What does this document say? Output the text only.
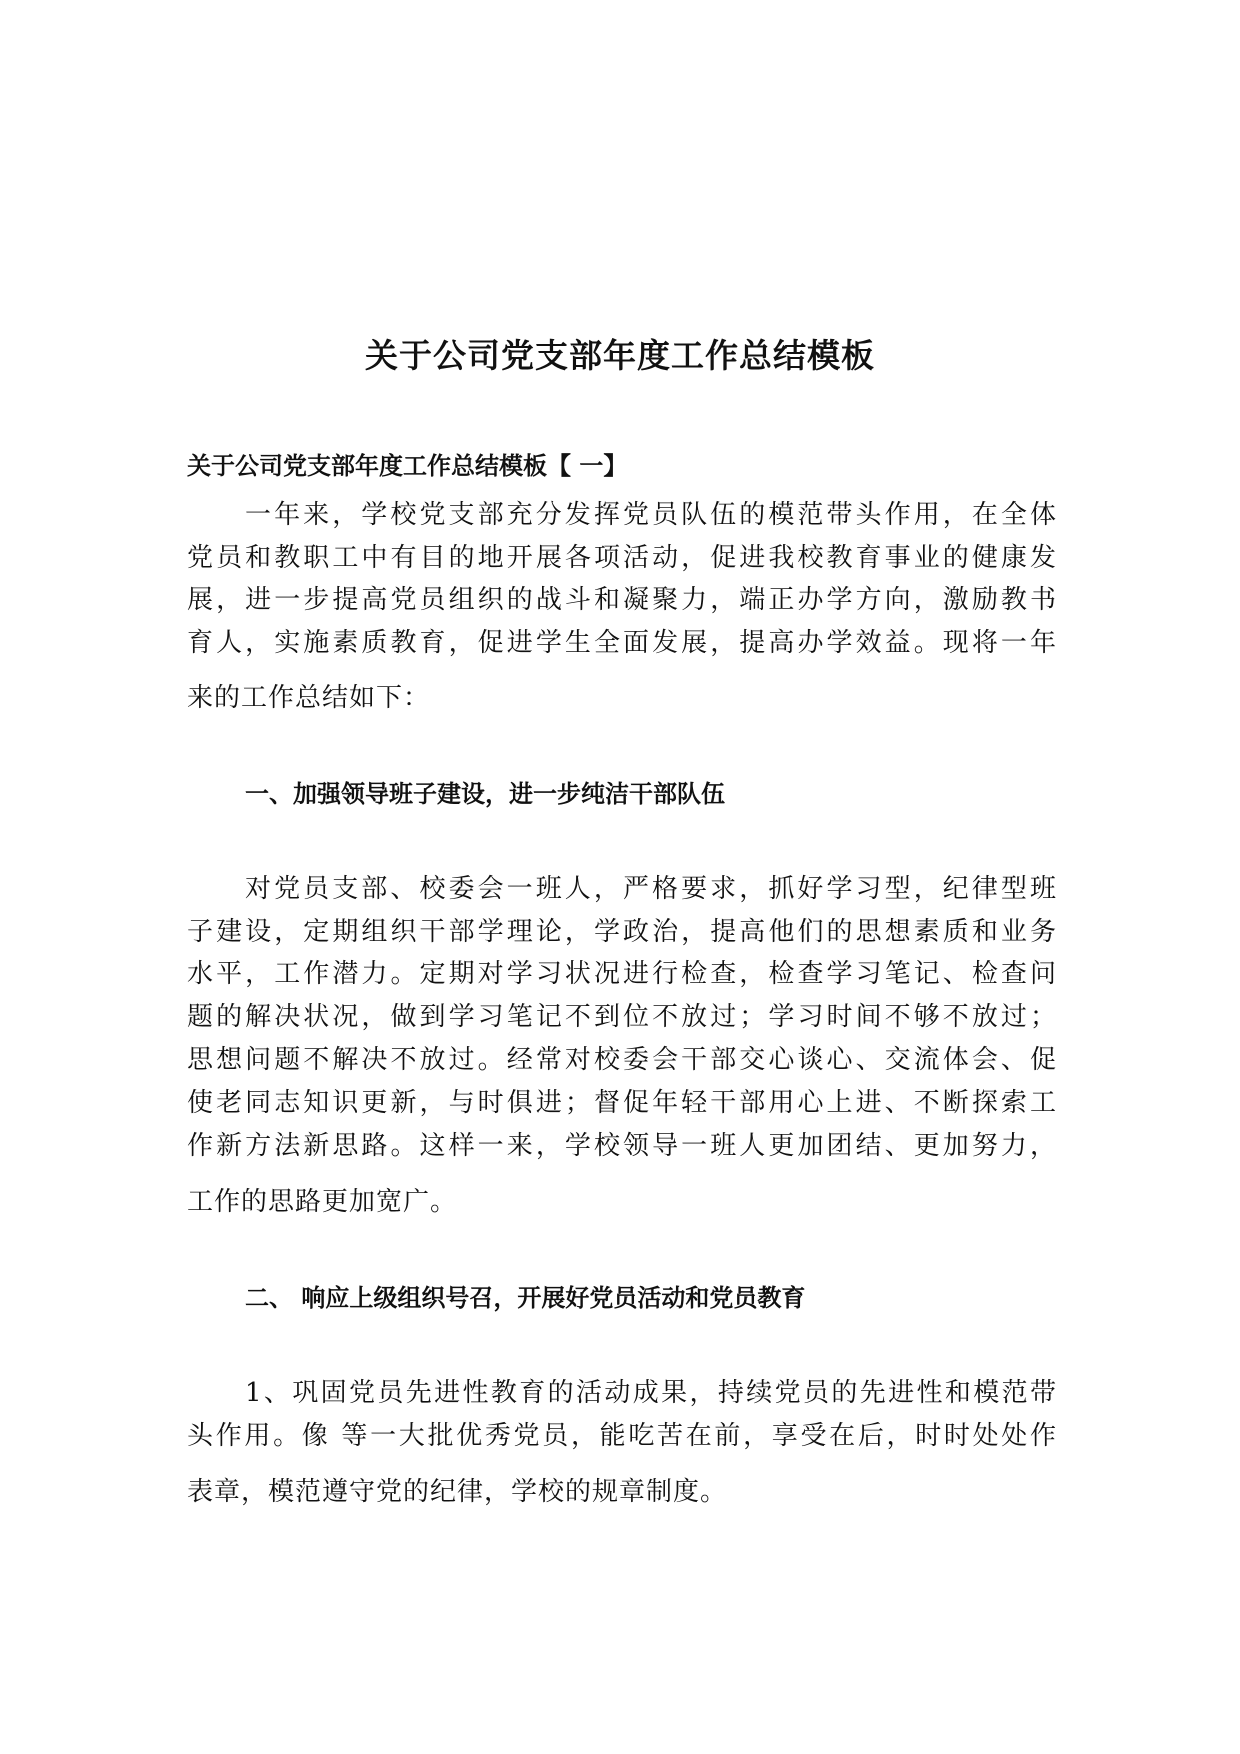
关于公司党支部年度工作总结模板
关于公司党支部年度工作总结模板【 一】
一年来，学校党支部充分发挥党员队伍的模范带头作用，在全体
党员和教职工中有目的地开展各项活动，促进我校教育事业的健康发
展，进一步提高党员组织的战斗和凝聚力，端正办学方向，激励教书
育人，实施素质教育，促进学生全面发展，提高办学效益。现将一年
来的工作总结如下：
一、加强领导班子建设，进一步纯洁干部队伍
对党员支部、校委会一班人，严格要求，抓好学习型，纪律型班
子建设，定期组织干部学理论，学政治，提高他们的思想素质和业务
水平，工作潜力。定期对学习状况进行检查，检查学习笔记、检查问
题的解决状况，做到学习笔记不到位不放过；学习时间不够不放过；
思想问题不解决不放过。经常对校委会干部交心谈心、交流体会、促
使老同志知识更新，与时俱进；督促年轻干部用心上进、不断探索工
作新方法新思路。这样一来，学校领导一班人更加团结、更加努力，
工作的思路更加宽广。
二、 响应上级组织号召，开展好党员活动和党员教育
1、巩固党员先进性教育的活动成果，持续党员的先进性和模范带
头作用。像 等一大批优秀党员，能吃苦在前，享受在后，时时处处作
表章，模范遵守党的纪律，学校的规章制度。
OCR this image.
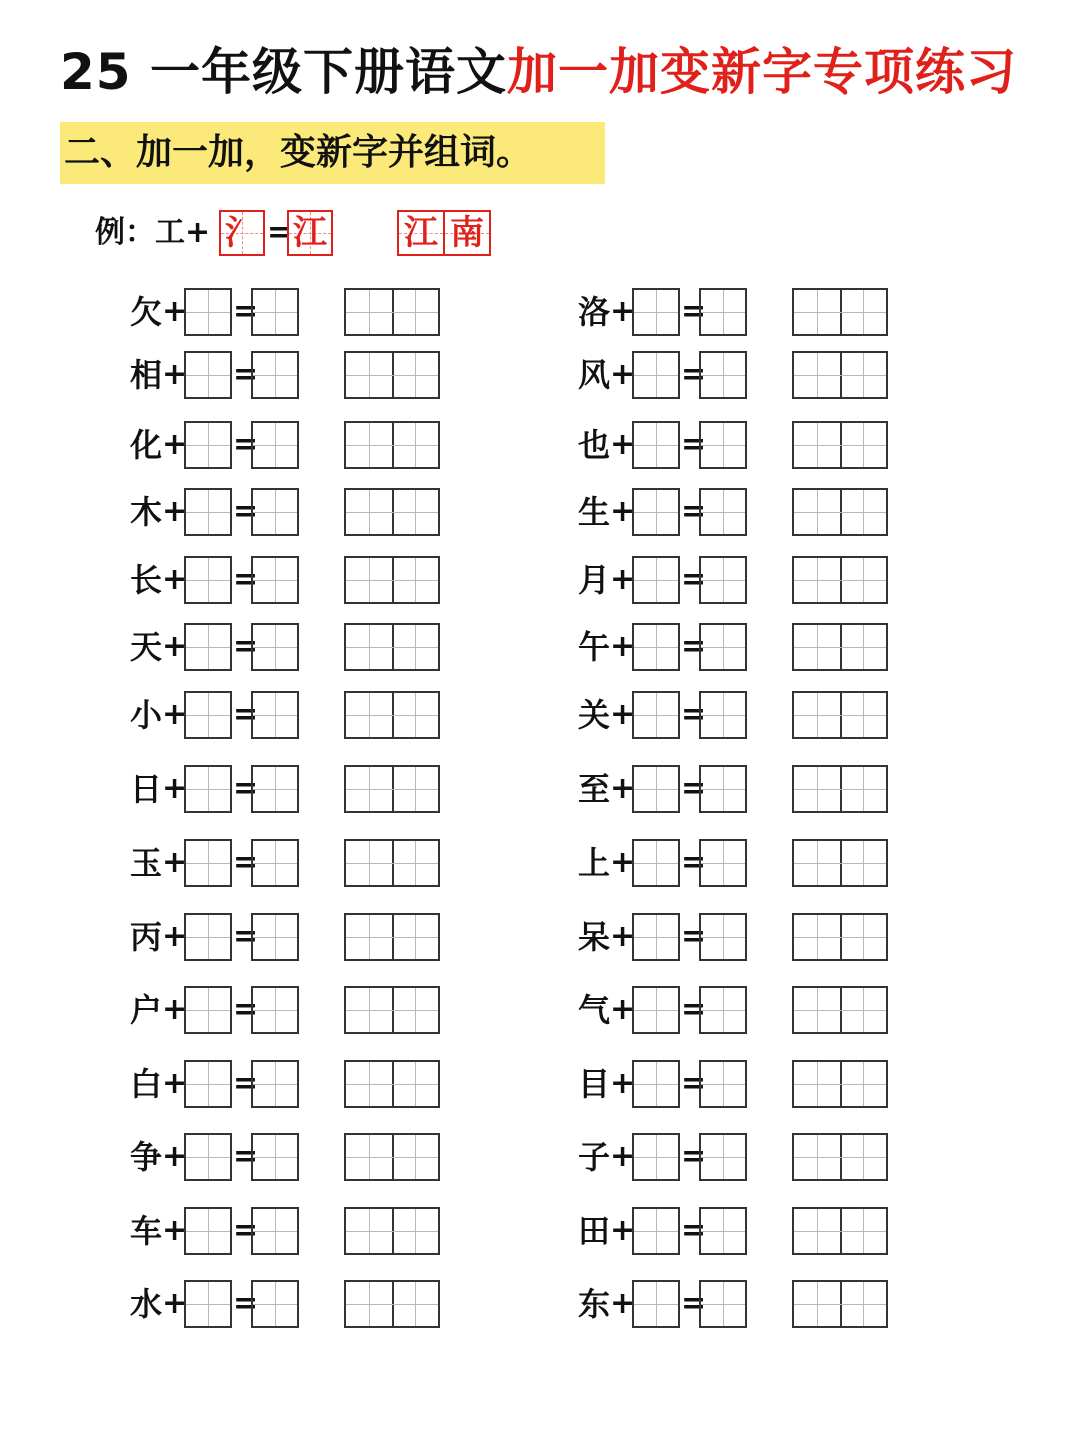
25 一年级下册语文加一加变新字专项练习
二、加一加，变新字并组词。
例：工+ 氵 = 江 江 南
欠 + =
相 + =
化 + =
木 + =
长 + =
天 + =
小 + =
日 + =
玉 + =
丙 + =
户 + =
白 + =
争 + =
车 + =
水 + =
洛 + =
风 + =
也 + =
生 + =
月 + =
午 + =
关 + =
至 + =
上 + =
呆 + =
气 + =
目 + =
子 + =
田 + =
东 + =
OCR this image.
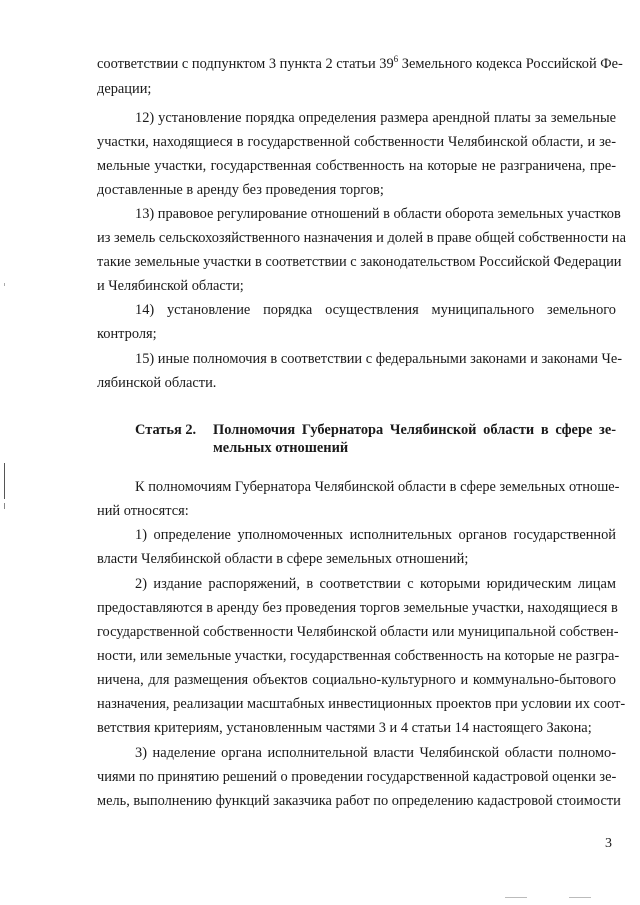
соответствии с подпунктом 3 пункта 2 статьи $39^6$ Земельного кодекса Российской Фе-
дерации;
12) установление порядка определения размера арендной платы за земельные
участки, находящиеся в государственной собственности Челябинской области, и зе-
мельные участки, государственная собственность на которые не разграничена, пре-
доставленные в аренду без проведения торгов;
13) правовое регулирование отношений в области оборота земельных участков
из земель сельскохозяйственного назначения и долей в праве общей собственности на
такие земельные участки в соответствии с законодательством Российской Федерации
и Челябинской области;
14) установление порядка осуществления муниципального земельного
контроля;
15) иные полномочия в соответствии с федеральными законами и законами Че-
лябинской области.
Статья 2. Полномочия Губернатора Челябинской области в сфере зе-
мельных отношений
К полномочиям Губернатора Челябинской области в сфере земельных отноше-
ний относятся:
1) определение уполномоченных исполнительных органов государственной
власти Челябинской области в сфере земельных отношений;
2) издание распоряжений, в соответствии с которыми юридическим лицам
предоставляются в аренду без проведения торгов земельные участки, находящиеся в
государственной собственности Челябинской области или муниципальной собствен-
ности, или земельные участки, государственная собственность на которые не разгра-
ничена, для размещения объектов социально-культурного и коммунально-бытового
назначения, реализации масштабных инвестиционных проектов при условии их соот-
ветствия критериям, установленным частями 3 и 4 статьи 14 настоящего Закона;
3) наделение органа исполнительной власти Челябинской области полномо-
чиями по принятию решений о проведении государственной кадастровой оценки зе-
мель, выполнению функций заказчика работ по определению кадастровой стоимости
3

## Aim
Across the entries above, how many lines contain "власти"? Provide only the count.

## Written solution
2